* _Material provided_:

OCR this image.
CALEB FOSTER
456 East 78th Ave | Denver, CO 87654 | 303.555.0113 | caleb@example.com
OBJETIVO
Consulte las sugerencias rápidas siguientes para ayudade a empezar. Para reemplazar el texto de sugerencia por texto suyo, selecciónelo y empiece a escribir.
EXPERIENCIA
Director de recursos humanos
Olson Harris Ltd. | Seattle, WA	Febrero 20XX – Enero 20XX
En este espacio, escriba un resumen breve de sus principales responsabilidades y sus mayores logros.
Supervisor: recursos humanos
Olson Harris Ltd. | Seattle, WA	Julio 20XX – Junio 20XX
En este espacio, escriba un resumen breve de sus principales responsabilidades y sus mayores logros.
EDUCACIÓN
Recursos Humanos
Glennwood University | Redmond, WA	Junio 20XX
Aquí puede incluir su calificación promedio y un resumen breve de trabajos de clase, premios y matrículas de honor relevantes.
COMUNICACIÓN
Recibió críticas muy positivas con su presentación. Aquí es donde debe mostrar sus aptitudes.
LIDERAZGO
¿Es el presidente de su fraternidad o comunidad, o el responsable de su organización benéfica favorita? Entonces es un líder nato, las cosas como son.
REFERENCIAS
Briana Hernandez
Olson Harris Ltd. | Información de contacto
* * *
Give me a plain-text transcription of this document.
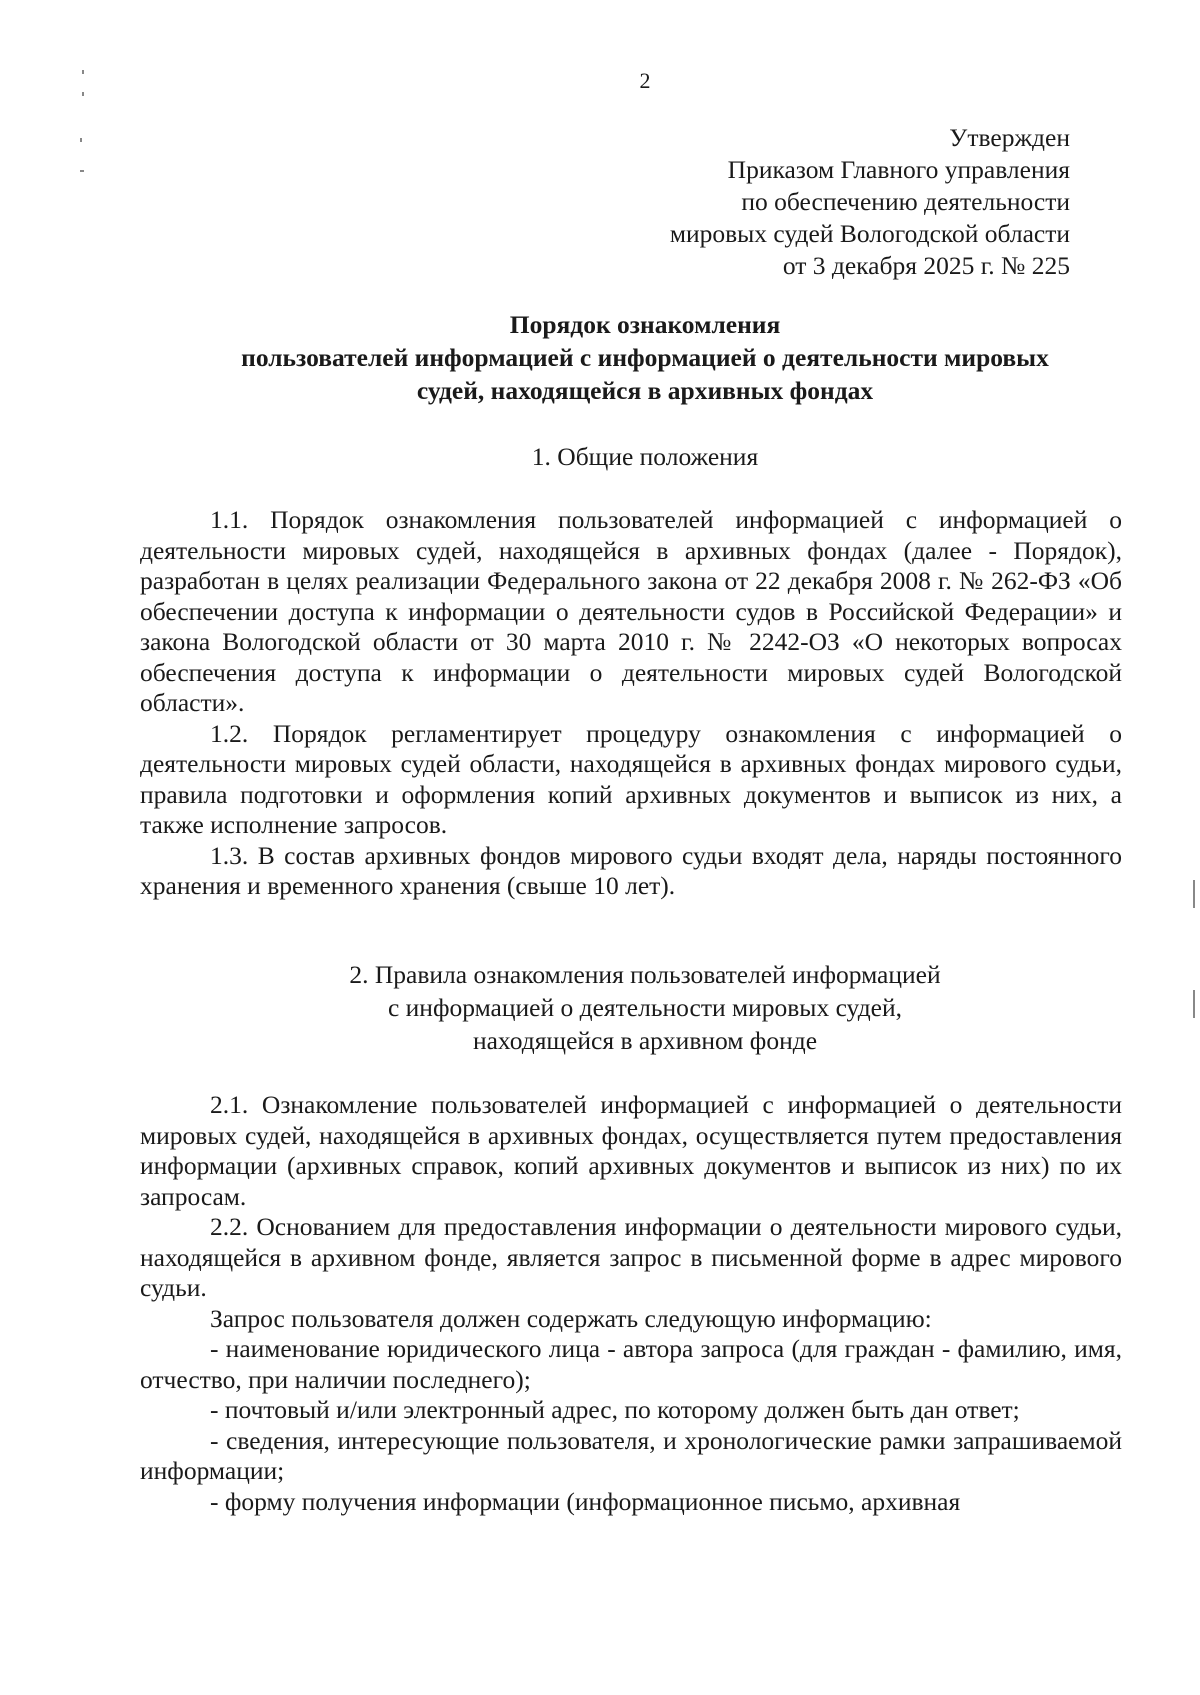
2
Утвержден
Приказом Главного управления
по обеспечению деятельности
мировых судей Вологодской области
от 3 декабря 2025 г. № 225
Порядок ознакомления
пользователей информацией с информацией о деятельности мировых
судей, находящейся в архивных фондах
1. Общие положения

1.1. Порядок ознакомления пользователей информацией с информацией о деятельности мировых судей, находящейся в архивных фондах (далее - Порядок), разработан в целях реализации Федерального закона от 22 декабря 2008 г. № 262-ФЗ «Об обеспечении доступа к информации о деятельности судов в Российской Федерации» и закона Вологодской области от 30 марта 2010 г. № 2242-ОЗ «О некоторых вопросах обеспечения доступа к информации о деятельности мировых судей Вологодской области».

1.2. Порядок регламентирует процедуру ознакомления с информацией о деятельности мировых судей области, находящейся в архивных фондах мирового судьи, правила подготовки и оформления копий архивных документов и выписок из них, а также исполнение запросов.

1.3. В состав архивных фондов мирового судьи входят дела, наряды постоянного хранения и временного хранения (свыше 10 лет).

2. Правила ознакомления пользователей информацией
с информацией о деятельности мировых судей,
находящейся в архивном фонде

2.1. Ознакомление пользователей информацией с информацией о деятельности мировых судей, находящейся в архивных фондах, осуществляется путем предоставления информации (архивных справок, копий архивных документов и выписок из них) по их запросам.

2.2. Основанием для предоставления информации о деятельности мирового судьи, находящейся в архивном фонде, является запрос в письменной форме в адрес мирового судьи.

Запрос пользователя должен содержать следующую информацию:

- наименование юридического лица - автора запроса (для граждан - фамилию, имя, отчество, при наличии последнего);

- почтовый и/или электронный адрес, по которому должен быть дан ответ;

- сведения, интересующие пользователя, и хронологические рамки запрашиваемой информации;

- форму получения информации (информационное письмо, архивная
--
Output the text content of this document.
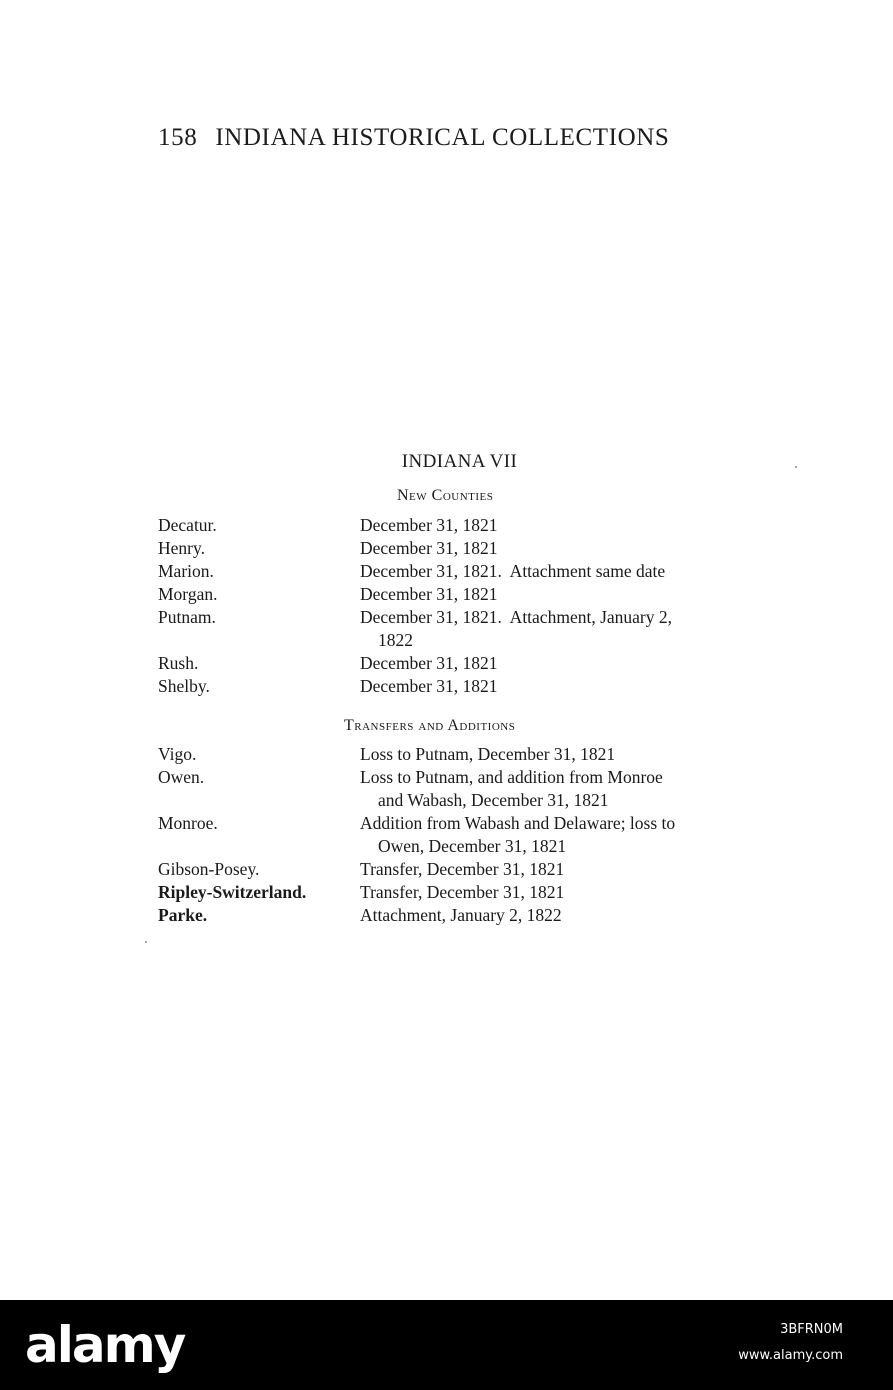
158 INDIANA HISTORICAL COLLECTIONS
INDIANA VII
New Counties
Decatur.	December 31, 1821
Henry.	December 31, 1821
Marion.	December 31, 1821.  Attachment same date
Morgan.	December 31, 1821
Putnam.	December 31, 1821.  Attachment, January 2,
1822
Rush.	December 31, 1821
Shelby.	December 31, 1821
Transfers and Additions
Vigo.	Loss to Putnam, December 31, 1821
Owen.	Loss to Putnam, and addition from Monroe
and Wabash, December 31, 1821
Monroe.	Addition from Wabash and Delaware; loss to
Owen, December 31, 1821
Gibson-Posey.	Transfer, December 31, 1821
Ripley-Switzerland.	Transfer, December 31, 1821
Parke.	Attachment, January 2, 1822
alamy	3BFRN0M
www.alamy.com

* _Written problem_: Gather each line from the listing above that holds "Putnam".

* _Complete output_:
Putnam.	December 31, 1821.  Attachment, January 2,
Vigo.	Loss to Putnam, December 31, 1821
Owen.	Loss to Putnam, and addition from Monroe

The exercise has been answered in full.